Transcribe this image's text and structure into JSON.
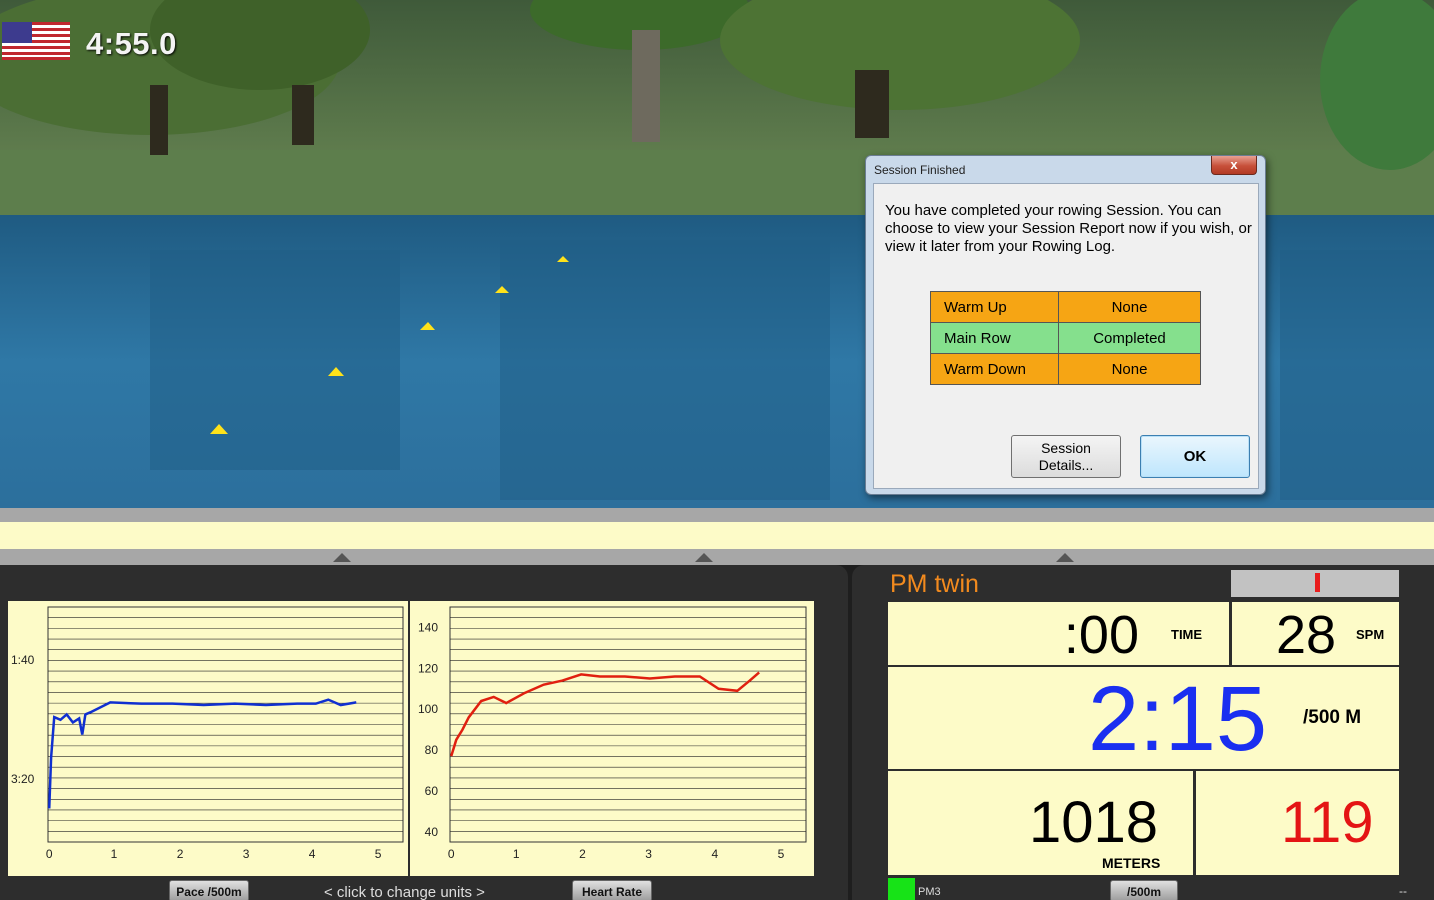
{
  "hud": {
    "elapsed_time": "4:55.0",
    "flag_icon": "us-flag-icon"
  },
  "dialog": {
    "title": "Session Finished",
    "close_glyph": "x",
    "message": "You have completed your rowing Session.  You can choose to view your Session Report now if you wish, or view it later from your Rowing Log.",
    "rows": [
      {
        "label": "Warm Up",
        "value": "None",
        "color": "#f6a514"
      },
      {
        "label": "Main Row",
        "value": "Completed",
        "color": "#85e08d"
      },
      {
        "label": "Warm Down",
        "value": "None",
        "color": "#f6a514"
      }
    ],
    "details_button_line1": "Session",
    "details_button_line2": "Details...",
    "ok_button": "OK"
  },
  "charts": {
    "pace": {
      "y_ticks": [
        "1:40",
        "3:20"
      ],
      "x_ticks": [
        "0",
        "1",
        "2",
        "3",
        "4",
        "5"
      ],
      "button_label": "Pace /500m",
      "line_color": "#1030d0"
    },
    "heart_rate": {
      "y_ticks": [
        "140",
        "120",
        "100",
        "80",
        "60",
        "40"
      ],
      "x_ticks": [
        "0",
        "1",
        "2",
        "3",
        "4",
        "5"
      ],
      "button_label": "Heart Rate",
      "line_color": "#e02010"
    },
    "change_units_text": "<  click to change units  >"
  },
  "chart_data": [
    {
      "type": "line",
      "name": "pace",
      "x": [
        0.02,
        0.05,
        0.1,
        0.2,
        0.3,
        0.4,
        0.5,
        0.55,
        0.6,
        0.7,
        1.0,
        1.5,
        2,
        2.5,
        3,
        3.5,
        4,
        4.3,
        4.5,
        4.7,
        4.95
      ],
      "y": [
        250,
        212,
        182,
        184,
        180,
        186,
        183,
        195,
        180,
        178,
        171,
        172,
        172,
        173,
        172,
        173,
        172,
        172,
        169,
        173,
        171
      ],
      "xlim": [
        0,
        5.7
      ],
      "ylim": [
        100,
        275
      ],
      "y_inverted": true
    },
    {
      "type": "line",
      "name": "heart_rate",
      "x": [
        0.02,
        0.1,
        0.2,
        0.3,
        0.5,
        0.7,
        0.9,
        1.2,
        1.5,
        1.8,
        2.1,
        2.4,
        2.8,
        3.2,
        3.6,
        4.0,
        4.3,
        4.6,
        4.8,
        4.95
      ],
      "y": [
        77,
        85,
        90,
        96,
        104,
        106,
        103,
        108,
        112,
        114,
        117,
        116,
        116,
        115,
        116,
        116,
        110,
        109,
        114,
        118
      ],
      "xlim": [
        0,
        5.7
      ],
      "ylim": [
        35,
        150
      ]
    }
  ],
  "pm": {
    "title": "PM twin",
    "time_value": ":00",
    "time_unit": "TIME",
    "spm_value": "28",
    "spm_unit": "SPM",
    "pace_value": "2:15",
    "pace_unit": "/500 M",
    "meters_value": "1018",
    "meters_unit": "METERS",
    "hr_value": "119",
    "pm_label": "PM3",
    "units_button": "/500m",
    "dash": "--",
    "pace_color": "#1a2ff0",
    "hr_color": "#e41414"
  }
}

**Given task**
Using the material above, set down every line exactly, but skip the pictures.

**Worked answer**
Transcribe this image's text and structure into JSON.
{
  "hud": {
    "elapsed_time": "4:55.0",
    "flag_icon": "us-flag-icon"
  },
  "dialog": {
    "title": "Session Finished",
    "close_glyph": "x",
    "message": "You have completed your rowing Session.  You can choose to view your Session Report now if you wish, or view it later from your Rowing Log.",
    "rows": [
      {
        "label": "Warm Up",
        "value": "None",
        "color": "#f6a514"
      },
      {
        "label": "Main Row",
        "value": "Completed",
        "color": "#85e08d"
      },
      {
        "label": "Warm Down",
        "value": "None",
        "color": "#f6a514"
      }
    ],
    "details_button_line1": "Session",
    "details_button_line2": "Details...",
    "ok_button": "OK"
  },
  "charts": {
    "pace": {
      "y_ticks": [
        "1:40",
        "3:20"
      ],
      "x_ticks": [
        "0",
        "1",
        "2",
        "3",
        "4",
        "5"
      ],
      "button_label": "Pace /500m",
      "line_color": "#1030d0"
    },
    "heart_rate": {
      "y_ticks": [
        "140",
        "120",
        "100",
        "80",
        "60",
        "40"
      ],
      "x_ticks": [
        "0",
        "1",
        "2",
        "3",
        "4",
        "5"
      ],
      "button_label": "Heart Rate",
      "line_color": "#e02010"
    },
    "change_units_text": "<  click to change units  >"
  },
  "chart_data": [
    {
      "type": "line",
      "name": "pace",
      "x": [
        0.02,
        0.05,
        0.1,
        0.2,
        0.3,
        0.4,
        0.5,
        0.55,
        0.6,
        0.7,
        1.0,
        1.5,
        2,
        2.5,
        3,
        3.5,
        4,
        4.3,
        4.5,
        4.7,
        4.95
      ],
      "y": [
        250,
        212,
        182,
        184,
        180,
        186,
        183,
        195,
        180,
        178,
        171,
        172,
        172,
        173,
        172,
        173,
        172,
        172,
        169,
        173,
        171
      ],
      "xlim": [
        0,
        5.7
      ],
      "ylim": [
        100,
        275
      ],
      "y_inverted": true
    },
    {
      "type": "line",
      "name": "heart_rate",
      "x": [
        0.02,
        0.1,
        0.2,
        0.3,
        0.5,
        0.7,
        0.9,
        1.2,
        1.5,
        1.8,
        2.1,
        2.4,
        2.8,
        3.2,
        3.6,
        4.0,
        4.3,
        4.6,
        4.8,
        4.95
      ],
      "y": [
        77,
        85,
        90,
        96,
        104,
        106,
        103,
        108,
        112,
        114,
        117,
        116,
        116,
        115,
        116,
        116,
        110,
        109,
        114,
        118
      ],
      "xlim": [
        0,
        5.7
      ],
      "ylim": [
        35,
        150
      ]
    }
  ],
  "pm": {
    "title": "PM twin",
    "time_value": ":00",
    "time_unit": "TIME",
    "spm_value": "28",
    "spm_unit": "SPM",
    "pace_value": "2:15",
    "pace_unit": "/500 M",
    "meters_value": "1018",
    "meters_unit": "METERS",
    "hr_value": "119",
    "pm_label": "PM3",
    "units_button": "/500m",
    "dash": "--",
    "pace_color": "#1a2ff0",
    "hr_color": "#e41414"
  }
}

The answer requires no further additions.